TASK TO CARRY OUT: Repeat the whole listing exactly as written.

===== PROVIDED DATA =====

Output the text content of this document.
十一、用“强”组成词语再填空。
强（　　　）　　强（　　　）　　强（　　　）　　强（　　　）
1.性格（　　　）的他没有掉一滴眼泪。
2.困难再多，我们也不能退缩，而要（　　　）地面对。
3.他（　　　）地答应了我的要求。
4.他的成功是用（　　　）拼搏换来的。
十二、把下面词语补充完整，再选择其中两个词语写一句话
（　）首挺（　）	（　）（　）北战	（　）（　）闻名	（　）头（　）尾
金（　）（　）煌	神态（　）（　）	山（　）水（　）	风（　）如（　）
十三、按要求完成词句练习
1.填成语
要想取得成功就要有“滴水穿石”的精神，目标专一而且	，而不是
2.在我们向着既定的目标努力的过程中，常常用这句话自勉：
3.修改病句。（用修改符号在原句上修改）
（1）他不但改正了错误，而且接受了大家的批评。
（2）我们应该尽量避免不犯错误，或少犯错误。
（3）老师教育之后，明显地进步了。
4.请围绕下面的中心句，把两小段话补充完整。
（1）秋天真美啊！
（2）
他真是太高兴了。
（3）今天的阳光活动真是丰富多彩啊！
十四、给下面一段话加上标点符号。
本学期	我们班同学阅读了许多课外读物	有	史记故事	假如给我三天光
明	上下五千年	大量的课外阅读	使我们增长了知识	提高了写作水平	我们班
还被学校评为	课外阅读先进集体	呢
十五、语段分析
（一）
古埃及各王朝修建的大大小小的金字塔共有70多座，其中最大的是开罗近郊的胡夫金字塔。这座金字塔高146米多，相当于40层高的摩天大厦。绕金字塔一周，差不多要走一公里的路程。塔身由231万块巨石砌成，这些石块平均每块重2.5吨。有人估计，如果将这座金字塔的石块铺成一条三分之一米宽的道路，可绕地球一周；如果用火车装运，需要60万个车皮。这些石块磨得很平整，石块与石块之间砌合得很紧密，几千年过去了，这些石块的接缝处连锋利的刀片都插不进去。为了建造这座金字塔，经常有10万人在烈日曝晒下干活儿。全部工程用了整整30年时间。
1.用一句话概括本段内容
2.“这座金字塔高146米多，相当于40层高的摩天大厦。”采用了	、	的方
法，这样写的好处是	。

=====

THE RESULT:
Output the text content of this document.
十一、用“强”组成词语再填空。
强（　　　）　　强（　　　）　　强（　　　）　　强（　　　）
1.性格（　　　）的他没有掉一滴眼泪。
2.困难再多，我们也不能退缩，而要（　　　）地面对。
3.他（　　　）地答应了我的要求。
4.他的成功是用（　　　）拼搏换来的。
十二、把下面词语补充完整，再选择其中两个词语写一句话
（　）首挺（　）	（　）（　）北战	（　）（　）闻名	（　）头（　）尾
金（　）（　）煌	神态（　）（　）	山（　）水（　）	风（　）如（　）
十三、按要求完成词句练习
1.填成语
要想取得成功就要有“滴水穿石”的精神，目标专一而且	，而不是
2.在我们向着既定的目标努力的过程中，常常用这句话自勉：
3.修改病句。（用修改符号在原句上修改）
（1）他不但改正了错误，而且接受了大家的批评。
（2）我们应该尽量避免不犯错误，或少犯错误。
（3）老师教育之后，明显地进步了。
4.请围绕下面的中心句，把两小段话补充完整。
（1）秋天真美啊！
（2）
他真是太高兴了。
（3）今天的阳光活动真是丰富多彩啊！
十四、给下面一段话加上标点符号。
本学期	我们班同学阅读了许多课外读物	有	史记故事	假如给我三天光
明	上下五千年	大量的课外阅读	使我们增长了知识	提高了写作水平	我们班
还被学校评为	课外阅读先进集体	呢
十五、语段分析
（一）
古埃及各王朝修建的大大小小的金字塔共有70多座，其中最大的是开罗近郊的胡夫金字塔。这座金字塔高146米多，相当于40层高的摩天大厦。绕金字塔一周，差不多要走一公里的路程。塔身由231万块巨石砌成，这些石块平均每块重2.5吨。有人估计，如果将这座金字塔的石块铺成一条三分之一米宽的道路，可绕地球一周；如果用火车装运，需要60万个车皮。这些石块磨得很平整，石块与石块之间砌合得很紧密，几千年过去了，这些石块的接缝处连锋利的刀片都插不进去。为了建造这座金字塔，经常有10万人在烈日曝晒下干活儿。全部工程用了整整30年时间。
1.用一句话概括本段内容
2.“这座金字塔高146米多，相当于40层高的摩天大厦。”采用了	、	的方
法，这样写的好处是	。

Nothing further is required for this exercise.